### [Supplied records]
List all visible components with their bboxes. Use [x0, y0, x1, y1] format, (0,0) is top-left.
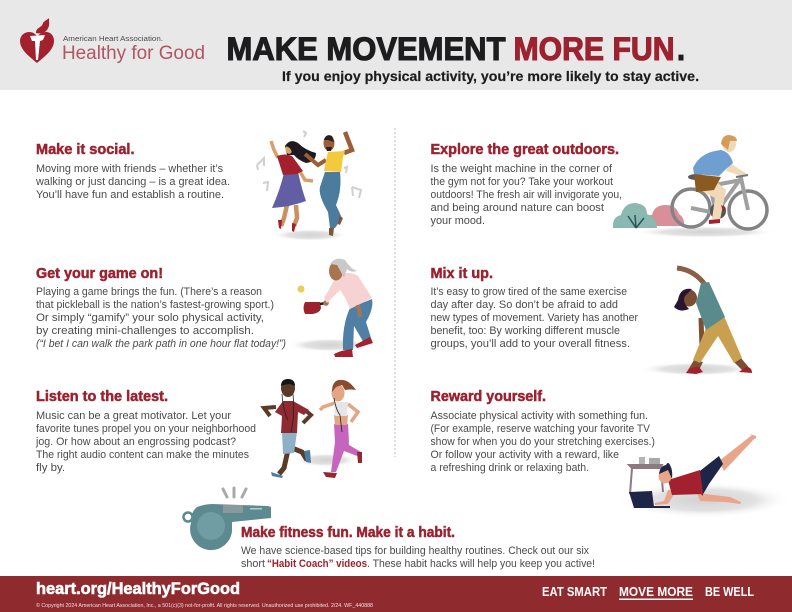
title: [226, 31, 685, 67]
footer band: [0, 576, 792, 612]
text block: mix it up: [430, 286, 638, 350]
text block: explore the great outdoors: the gym not for you? Take your workout: [430, 176, 614, 188]
text block: get your game on: that pickleball is the nation’s fastest-growing sport.): [36, 299, 274, 311]
heading: make fitness fun: Make fitness fun. Make it a habit.: [241, 525, 455, 541]
heading: get your game on: Get your game on!: [36, 266, 163, 282]
text block: listen to the latest: Music can be a great motivator. Let your: [36, 410, 231, 422]
heading: explore the great outdoors: Explore the great outdoors.: [430, 142, 619, 158]
heading: make it social: Make it social.: [36, 142, 134, 158]
text block: listen to the latest: jog. Or how about an engrossing podcast?: [35, 436, 236, 448]
text block: habit tips: We have science-based tips for building healthy routines. Check out our six: [241, 545, 589, 557]
icon: dancing couple: [257, 131, 361, 241]
panel: listen to the latest: [35, 389, 256, 474]
text block: get your game on: [36, 286, 286, 350]
text block: listen to the latest: The right audio content can make the minutes: [36, 449, 249, 461]
text block: mix it up: new types of movement. Variety has another: [430, 312, 638, 324]
icon: whistle: [184, 488, 271, 550]
text block: reward yourself: a refreshing drink or relaxing bath.: [430, 462, 589, 474]
text block: explore the great outdoors: Is the weight machine in the corner of: [430, 163, 613, 175]
panel: habit callout: [184, 488, 595, 570]
icon: cyclist and bushes: [613, 135, 777, 238]
heading: listen to the latest: Listen to the latest.: [36, 389, 168, 405]
text block: explore the great outdoors: outdoors! The fresh air will invigorate you,: [430, 189, 622, 201]
title: MAKE MOVEMENT: [226, 31, 506, 67]
text block: reward yourself: (For example, reserve watching your favorite TV: [430, 423, 650, 435]
text block: mix it up: benefit, too: By working different muscle: [430, 325, 620, 337]
icon: woman exercising in front of laptop: [617, 434, 791, 518]
footer navigation: EAT SMART: [542, 584, 607, 599]
text block: habit tips: short: [241, 558, 266, 570]
text block: make it social: walking or just dancing – is a great idea.: [35, 176, 230, 188]
title: .: [677, 31, 685, 67]
copyright: © Copyright 2024 American Heart Association, Inc., a 501(c)(3) not-for-profit. All rights reserved. Unauthorized use prohibited. 2/24. WF_440888: [36, 602, 373, 609]
header band: [0, 0, 792, 90]
heading: reward yourself: Reward yourself.: [430, 389, 546, 405]
icon: pickleball player: [288, 259, 373, 357]
icon: side stretch figure: [639, 268, 755, 376]
text block: listen to the latest: fly by.: [36, 462, 65, 474]
text block: explore the great outdoors: your mood.: [430, 215, 485, 227]
text block: reward yourself: Associate physical activity with something fun.: [430, 410, 648, 422]
logo: American Heart Association Healthy for Good: American Heart Association.: [63, 36, 163, 43]
footer navigation: BE WELL: [705, 584, 754, 599]
footer navigation: [542, 584, 754, 600]
text block: make it social: [35, 163, 230, 201]
text block: habit tips: . These habit hacks will help you keep you active!: [367, 558, 595, 570]
text block: mix it up: day after day. So don’t be afraid to add: [430, 299, 618, 311]
text block: reward yourself: [430, 410, 655, 474]
panel: explore the great outdoors: [430, 142, 622, 227]
heading: mix it up: Mix it up.: [430, 266, 493, 282]
text block: habit tips: “Habit Coach” videos: [267, 558, 367, 570]
logo: American Heart Association Healthy for Good: [20, 18, 205, 64]
panel: mix it up: [430, 266, 638, 350]
text block: reward yourself: show for when you do your stretching exercises.): [430, 436, 655, 448]
text block: make it social: You’ll have fun and establish a routine.: [36, 189, 224, 201]
footer url: heart.org/HealthyForGood: [36, 579, 240, 598]
text block: make it social: Moving more with friends – whether it’s: [36, 163, 223, 175]
text block: get your game on: (“I bet I can walk the park path in one hour flat today!”): [36, 338, 286, 350]
text block: mix it up: groups, you’ll add to your overall fitness.: [430, 338, 630, 350]
text block: listen to the latest: [35, 410, 256, 474]
panel: make it social: [35, 142, 230, 201]
text block: get your game on: Or simply “gamify” your solo physical activity,: [36, 312, 264, 324]
text block: habit tips: [241, 545, 595, 570]
text block: get your game on: Playing a game brings the fun. (There’s a reason: [36, 286, 262, 298]
text block: listen to the latest: favorite tunes propel you on your neighborhood: [36, 423, 256, 435]
text block: reward yourself: Or follow your activity with a reward, like: [430, 449, 619, 461]
text block: explore the great outdoors: and being around nature can boost: [430, 202, 605, 214]
title: MORE FUN: [514, 31, 674, 67]
footer navigation: MOVE MORE: [619, 584, 693, 599]
panel: get your game on: [36, 266, 286, 350]
icon: two runners with earphones: [264, 379, 362, 478]
text block: mix it up: It’s easy to grow tired of the same exercise: [430, 286, 627, 298]
logo: American Heart Association Healthy for Good: Healthy for Good: [62, 43, 205, 64]
text block: explore the great outdoors: [430, 163, 622, 227]
subtitle: If you enjoy physical activity, you’re more likely to stay active.: [282, 68, 699, 84]
panel: reward yourself: [430, 389, 655, 474]
text block: get your game on: by creating mini-challenges to accomplish.: [36, 325, 254, 337]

### [Problem statement]
Reproduce the listing above line for line, without changing any wording or coordinates, and omit the picture from your copy.

### [Finished exercise]
List all visible components with their bboxes. Use [x0, y0, x1, y1] format, (0,0) is top-left.
title: [226, 31, 685, 67]
footer band: [0, 576, 792, 612]
text block: mix it up: [430, 286, 638, 350]
text block: explore the great outdoors: the gym not for you? Take your workout: [430, 176, 614, 188]
text block: get your game on: that pickleball is the nation’s fastest-growing sport.): [36, 299, 274, 311]
heading: make fitness fun: Make fitness fun. Make it a habit.: [241, 525, 455, 541]
heading: get your game on: Get your game on!: [36, 266, 163, 282]
text block: listen to the latest: Music can be a great motivator. Let your: [36, 410, 231, 422]
heading: explore the great outdoors: Explore the great outdoors.: [430, 142, 619, 158]
heading: make it social: Make it social.: [36, 142, 134, 158]
text block: listen to the latest: jog. Or how about an engrossing podcast?: [35, 436, 236, 448]
text block: habit tips: We have science-based tips for building healthy routines. Check out our six: [241, 545, 589, 557]
icon: dancing couple: [257, 131, 361, 241]
panel: listen to the latest: [35, 389, 256, 474]
text block: get your game on: [36, 286, 286, 350]
text block: listen to the latest: The right audio content can make the minutes: [36, 449, 249, 461]
text block: mix it up: new types of movement. Variety has another: [430, 312, 638, 324]
icon: whistle: [184, 488, 271, 550]
text block: reward yourself: a refreshing drink or relaxing bath.: [430, 462, 589, 474]
text block: explore the great outdoors: Is the weight machine in the corner of: [430, 163, 613, 175]
panel: habit callout: [184, 488, 595, 570]
icon: cyclist and bushes: [613, 135, 777, 238]
heading: listen to the latest: Listen to the latest.: [36, 389, 168, 405]
text block: explore the great outdoors: outdoors! The fresh air will invigorate you,: [430, 189, 622, 201]
title: MAKE MOVEMENT: [226, 31, 506, 67]
text block: reward yourself: (For example, reserve watching your favorite TV: [430, 423, 650, 435]
text block: mix it up: benefit, too: By working different muscle: [430, 325, 620, 337]
icon: woman exercising in front of laptop: [617, 434, 791, 518]
footer navigation: EAT SMART: [542, 584, 607, 599]
text block: habit tips: short: [241, 558, 266, 570]
text block: make it social: walking or just dancing – is a great idea.: [35, 176, 230, 188]
title: .: [677, 31, 685, 67]
copyright: © Copyright 2024 American Heart Association, Inc., a 501(c)(3) not-for-profit. All rights reserved. Unauthorized use prohibited. 2/24. WF_440888: [36, 602, 373, 609]
header band: [0, 0, 792, 90]
heading: reward yourself: Reward yourself.: [430, 389, 546, 405]
icon: pickleball player: [288, 259, 373, 357]
icon: side stretch figure: [639, 268, 755, 376]
text block: listen to the latest: fly by.: [36, 462, 65, 474]
text block: explore the great outdoors: your mood.: [430, 215, 485, 227]
text block: reward yourself: Associate physical activity with something fun.: [430, 410, 648, 422]
logo: American Heart Association Healthy for Good: American Heart Association.: [63, 36, 163, 43]
footer navigation: BE WELL: [705, 584, 754, 599]
footer navigation: [542, 584, 754, 600]
text block: make it social: [35, 163, 230, 201]
text block: habit tips: . These habit hacks will help you keep you active!: [367, 558, 595, 570]
text block: mix it up: day after day. So don’t be afraid to add: [430, 299, 618, 311]
text block: reward yourself: [430, 410, 655, 474]
panel: explore the great outdoors: [430, 142, 622, 227]
heading: mix it up: Mix it up.: [430, 266, 493, 282]
text block: habit tips: “Habit Coach” videos: [267, 558, 367, 570]
logo: American Heart Association Healthy for Good: [20, 18, 205, 64]
panel: mix it up: [430, 266, 638, 350]
text block: reward yourself: show for when you do your stretching exercises.): [430, 436, 655, 448]
text block: make it social: You’ll have fun and establish a routine.: [36, 189, 224, 201]
footer url: heart.org/HealthyForGood: [36, 579, 240, 598]
text block: make it social: Moving more with friends – whether it’s: [36, 163, 223, 175]
text block: get your game on: (“I bet I can walk the park path in one hour flat today!”): [36, 338, 286, 350]
text block: mix it up: groups, you’ll add to your overall fitness.: [430, 338, 630, 350]
text block: listen to the latest: [35, 410, 256, 474]
panel: make it social: [35, 142, 230, 201]
text block: get your game on: Or simply “gamify” your solo physical activity,: [36, 312, 264, 324]
text block: habit tips: [241, 545, 595, 570]
text block: get your game on: Playing a game brings the fun. (There’s a reason: [36, 286, 262, 298]
text block: listen to the latest: favorite tunes propel you on your neighborhood: [36, 423, 256, 435]
text block: reward yourself: Or follow your activity with a reward, like: [430, 449, 619, 461]
text block: explore the great outdoors: and being around nature can boost: [430, 202, 605, 214]
title: MORE FUN: [514, 31, 674, 67]
footer navigation: MOVE MORE: [619, 584, 693, 599]
panel: get your game on: [36, 266, 286, 350]
icon: two runners with earphones: [264, 379, 362, 478]
text block: mix it up: It’s easy to grow tired of the same exercise: [430, 286, 627, 298]
logo: American Heart Association Healthy for Good: Healthy for Good: [62, 43, 205, 64]
text block: explore the great outdoors: [430, 163, 622, 227]
subtitle: If you enjoy physical activity, you’re more likely to stay active.: [282, 68, 699, 84]
panel: reward yourself: [430, 389, 655, 474]
text block: get your game on: by creating mini-challenges to accomplish.: [36, 325, 254, 337]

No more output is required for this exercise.